Directions:
Keep only the lines of the data below that contain "screenshot", and copy them.

Data for this exercise:
□ □ □ □

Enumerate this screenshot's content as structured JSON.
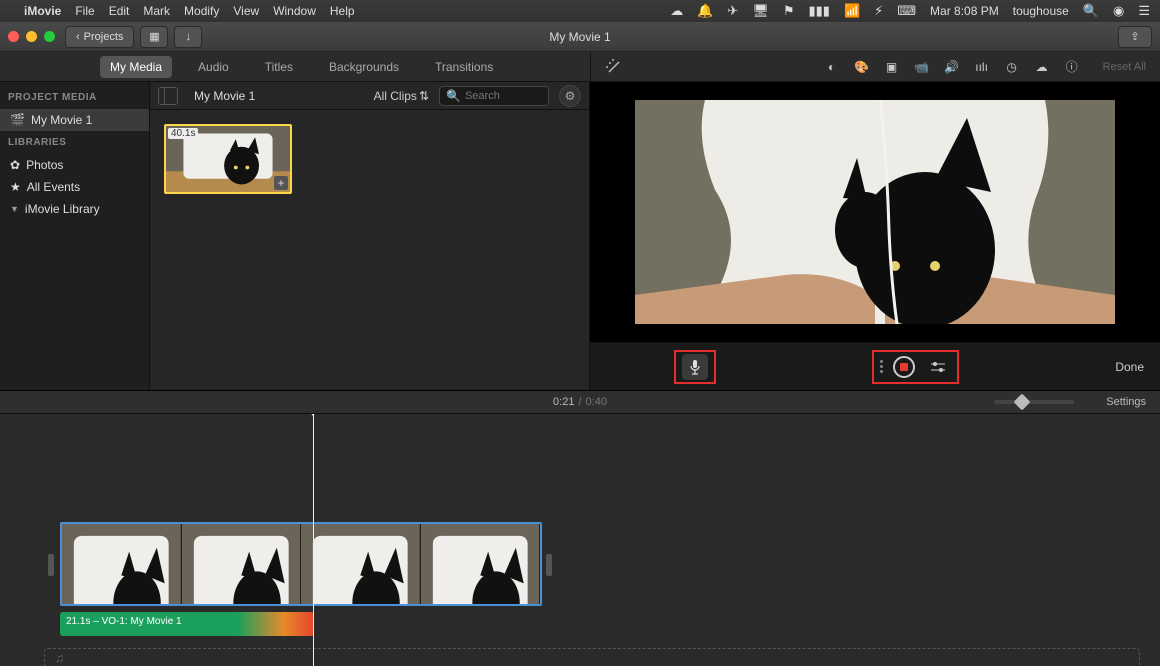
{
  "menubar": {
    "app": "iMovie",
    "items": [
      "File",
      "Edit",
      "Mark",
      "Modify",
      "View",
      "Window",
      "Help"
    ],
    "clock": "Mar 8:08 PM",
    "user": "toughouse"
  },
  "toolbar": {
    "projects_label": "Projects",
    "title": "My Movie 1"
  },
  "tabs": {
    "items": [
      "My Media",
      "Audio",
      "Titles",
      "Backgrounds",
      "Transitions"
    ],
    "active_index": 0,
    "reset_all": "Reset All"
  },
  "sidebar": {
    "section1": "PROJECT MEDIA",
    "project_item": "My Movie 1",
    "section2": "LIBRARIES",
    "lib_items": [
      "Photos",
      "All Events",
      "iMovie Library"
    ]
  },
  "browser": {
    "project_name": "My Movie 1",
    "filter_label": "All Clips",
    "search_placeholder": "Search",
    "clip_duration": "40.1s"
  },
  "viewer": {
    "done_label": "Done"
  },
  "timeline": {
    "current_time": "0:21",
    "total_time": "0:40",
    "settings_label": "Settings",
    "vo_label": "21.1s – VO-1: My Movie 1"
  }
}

□ □ □ □

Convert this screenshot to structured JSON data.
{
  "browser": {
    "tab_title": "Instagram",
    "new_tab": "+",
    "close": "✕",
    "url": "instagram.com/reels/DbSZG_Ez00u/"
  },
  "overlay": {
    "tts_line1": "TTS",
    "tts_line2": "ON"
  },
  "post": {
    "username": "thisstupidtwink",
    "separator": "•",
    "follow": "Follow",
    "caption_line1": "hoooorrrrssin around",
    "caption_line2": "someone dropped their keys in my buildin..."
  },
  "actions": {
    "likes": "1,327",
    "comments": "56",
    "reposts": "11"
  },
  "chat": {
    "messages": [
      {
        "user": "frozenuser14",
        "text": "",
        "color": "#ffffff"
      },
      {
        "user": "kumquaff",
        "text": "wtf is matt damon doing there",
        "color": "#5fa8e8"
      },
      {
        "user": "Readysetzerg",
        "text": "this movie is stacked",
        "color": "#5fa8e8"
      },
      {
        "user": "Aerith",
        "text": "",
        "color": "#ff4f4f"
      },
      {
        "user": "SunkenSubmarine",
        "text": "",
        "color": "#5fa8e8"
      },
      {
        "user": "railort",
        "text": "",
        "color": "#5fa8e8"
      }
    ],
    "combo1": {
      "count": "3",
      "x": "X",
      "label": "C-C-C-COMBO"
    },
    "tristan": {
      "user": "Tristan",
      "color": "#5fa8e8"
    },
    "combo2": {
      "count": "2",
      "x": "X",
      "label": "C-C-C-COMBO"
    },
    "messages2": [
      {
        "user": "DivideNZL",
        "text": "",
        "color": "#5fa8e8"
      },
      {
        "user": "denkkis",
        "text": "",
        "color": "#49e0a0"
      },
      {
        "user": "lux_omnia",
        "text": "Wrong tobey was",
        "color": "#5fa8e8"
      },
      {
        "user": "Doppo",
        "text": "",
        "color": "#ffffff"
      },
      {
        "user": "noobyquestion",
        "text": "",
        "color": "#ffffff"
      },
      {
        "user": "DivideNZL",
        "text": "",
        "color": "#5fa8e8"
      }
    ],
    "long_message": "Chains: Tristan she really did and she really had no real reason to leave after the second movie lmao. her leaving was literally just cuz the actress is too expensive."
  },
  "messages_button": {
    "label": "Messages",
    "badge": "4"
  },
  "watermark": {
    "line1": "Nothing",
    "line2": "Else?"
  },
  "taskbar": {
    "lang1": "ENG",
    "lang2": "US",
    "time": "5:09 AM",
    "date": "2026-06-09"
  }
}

□ □ □ □

The solution:
Enumerate this screenshot's content as structured JSON.
Convert this screenshot to structured JSON data.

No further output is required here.